> What you need to do
Copy the listing below in full and skip every picture.

[Saved entries]
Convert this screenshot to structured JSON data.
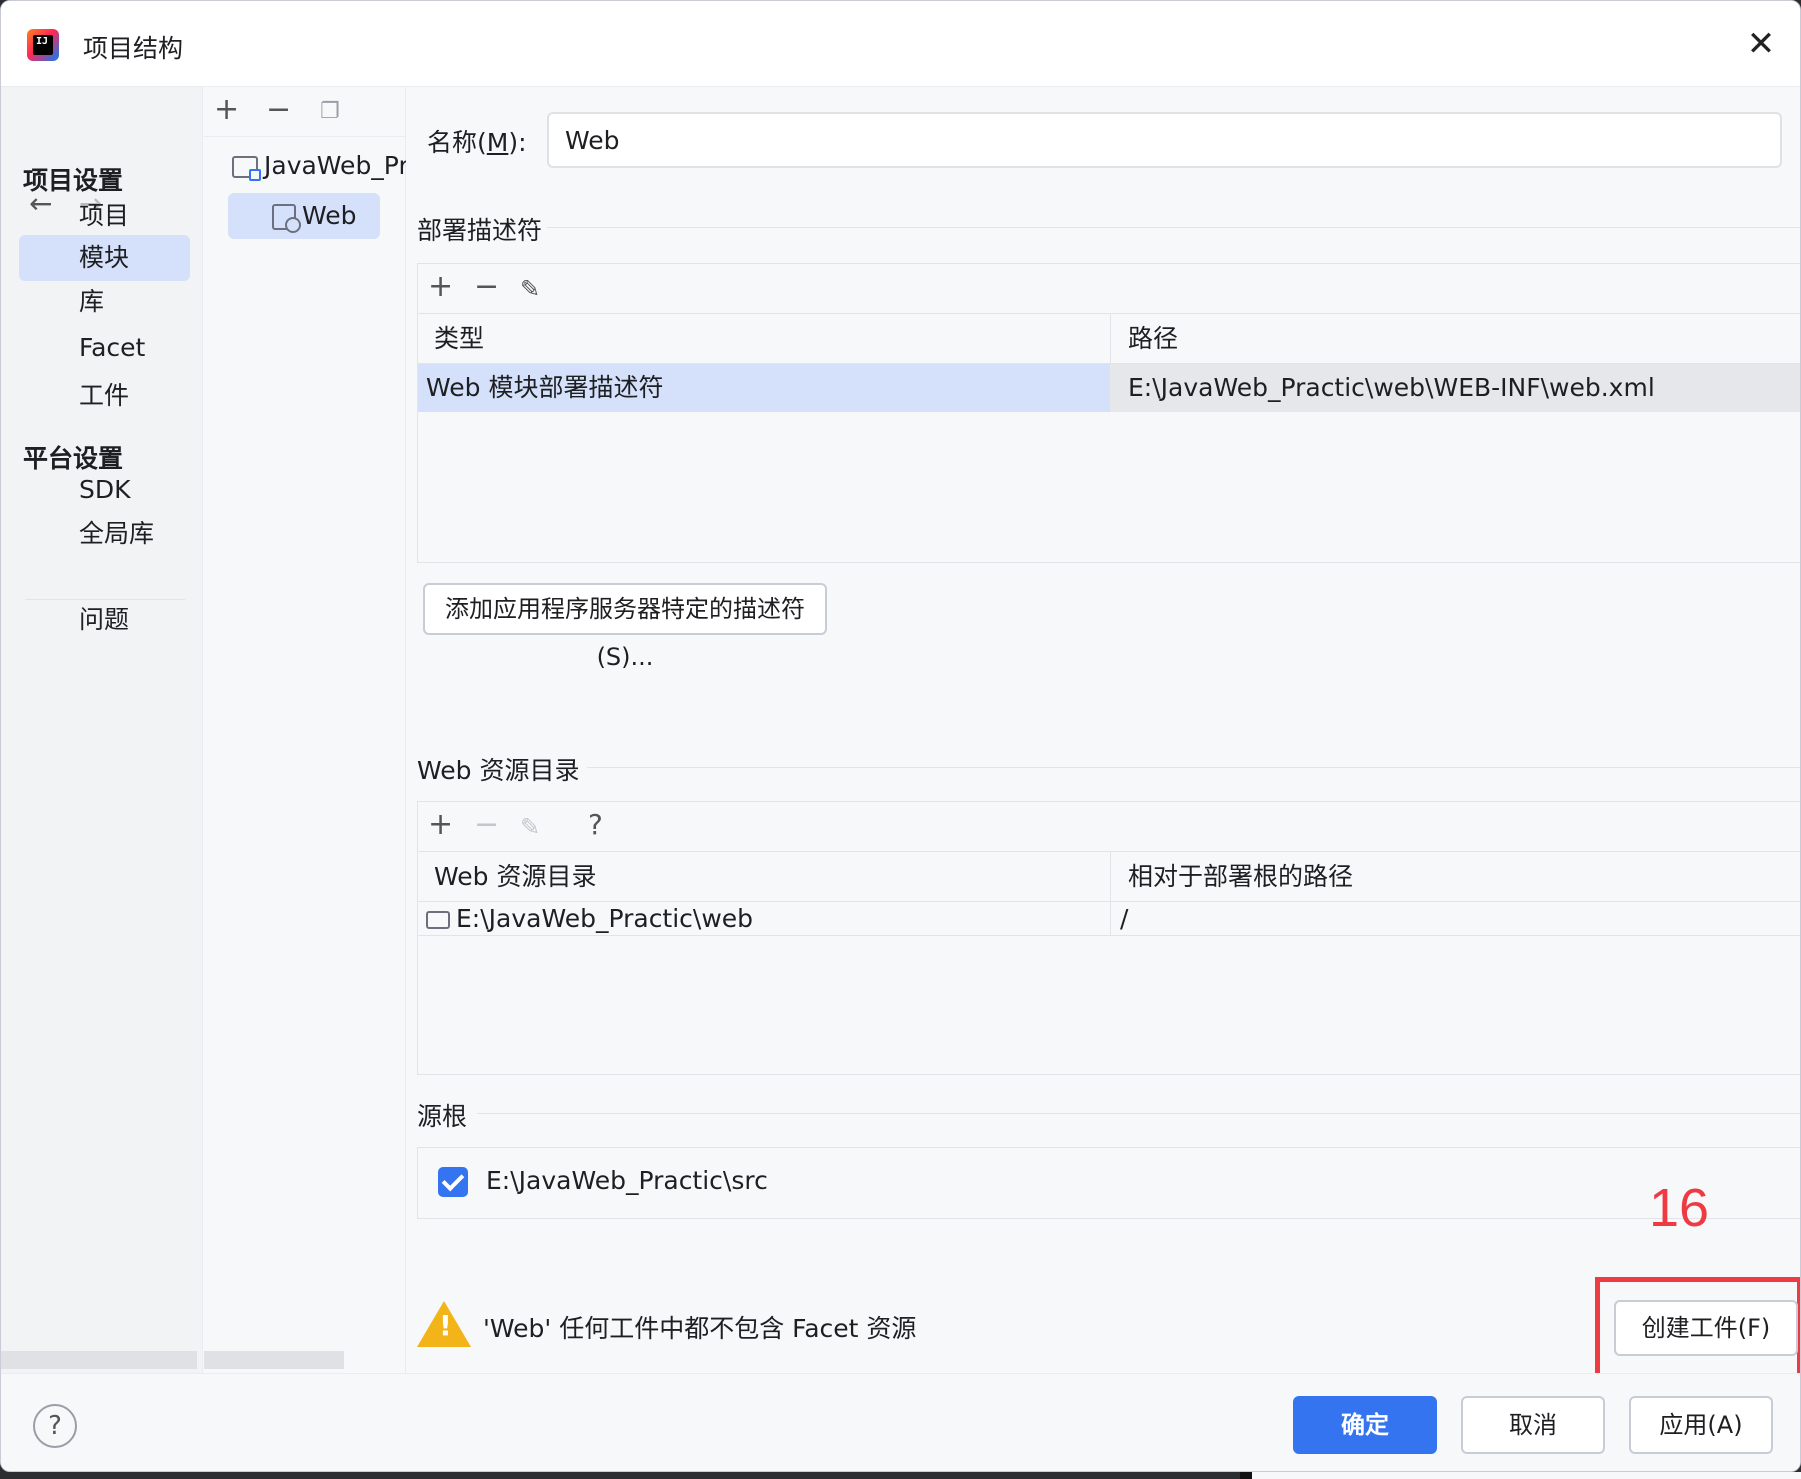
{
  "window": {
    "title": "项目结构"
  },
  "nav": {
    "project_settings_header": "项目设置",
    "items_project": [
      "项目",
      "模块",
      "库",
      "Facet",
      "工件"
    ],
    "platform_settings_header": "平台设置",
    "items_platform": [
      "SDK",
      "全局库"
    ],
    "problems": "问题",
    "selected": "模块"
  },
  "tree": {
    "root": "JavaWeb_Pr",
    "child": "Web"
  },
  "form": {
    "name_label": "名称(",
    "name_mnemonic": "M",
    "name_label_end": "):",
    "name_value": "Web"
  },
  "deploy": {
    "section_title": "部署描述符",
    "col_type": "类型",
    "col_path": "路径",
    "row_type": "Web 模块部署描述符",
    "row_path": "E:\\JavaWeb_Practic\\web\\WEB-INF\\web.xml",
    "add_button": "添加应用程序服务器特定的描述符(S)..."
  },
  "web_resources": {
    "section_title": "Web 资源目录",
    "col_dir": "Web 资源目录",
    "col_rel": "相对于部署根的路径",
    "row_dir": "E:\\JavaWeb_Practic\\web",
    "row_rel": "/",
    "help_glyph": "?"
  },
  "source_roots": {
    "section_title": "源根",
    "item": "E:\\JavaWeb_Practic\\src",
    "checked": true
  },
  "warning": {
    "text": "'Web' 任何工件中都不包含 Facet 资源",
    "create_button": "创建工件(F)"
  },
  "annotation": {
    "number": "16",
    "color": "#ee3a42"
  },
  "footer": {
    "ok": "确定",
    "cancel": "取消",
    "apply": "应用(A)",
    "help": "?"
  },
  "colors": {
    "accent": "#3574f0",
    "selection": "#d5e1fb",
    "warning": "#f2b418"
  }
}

> Output below
Convert this screenshot to structured JSON data.
{
  "window": {
    "title": "项目结构"
  },
  "nav": {
    "project_settings_header": "项目设置",
    "items_project": [
      "项目",
      "模块",
      "库",
      "Facet",
      "工件"
    ],
    "platform_settings_header": "平台设置",
    "items_platform": [
      "SDK",
      "全局库"
    ],
    "problems": "问题",
    "selected": "模块"
  },
  "tree": {
    "root": "JavaWeb_Pr",
    "child": "Web"
  },
  "form": {
    "name_label": "名称(",
    "name_mnemonic": "M",
    "name_label_end": "):",
    "name_value": "Web"
  },
  "deploy": {
    "section_title": "部署描述符",
    "col_type": "类型",
    "col_path": "路径",
    "row_type": "Web 模块部署描述符",
    "row_path": "E:\\JavaWeb_Practic\\web\\WEB-INF\\web.xml",
    "add_button": "添加应用程序服务器特定的描述符(S)..."
  },
  "web_resources": {
    "section_title": "Web 资源目录",
    "col_dir": "Web 资源目录",
    "col_rel": "相对于部署根的路径",
    "row_dir": "E:\\JavaWeb_Practic\\web",
    "row_rel": "/",
    "help_glyph": "?"
  },
  "source_roots": {
    "section_title": "源根",
    "item": "E:\\JavaWeb_Practic\\src",
    "checked": true
  },
  "warning": {
    "text": "'Web' 任何工件中都不包含 Facet 资源",
    "create_button": "创建工件(F)"
  },
  "annotation": {
    "number": "16",
    "color": "#ee3a42"
  },
  "footer": {
    "ok": "确定",
    "cancel": "取消",
    "apply": "应用(A)",
    "help": "?"
  },
  "colors": {
    "accent": "#3574f0",
    "selection": "#d5e1fb",
    "warning": "#f2b418"
  }
}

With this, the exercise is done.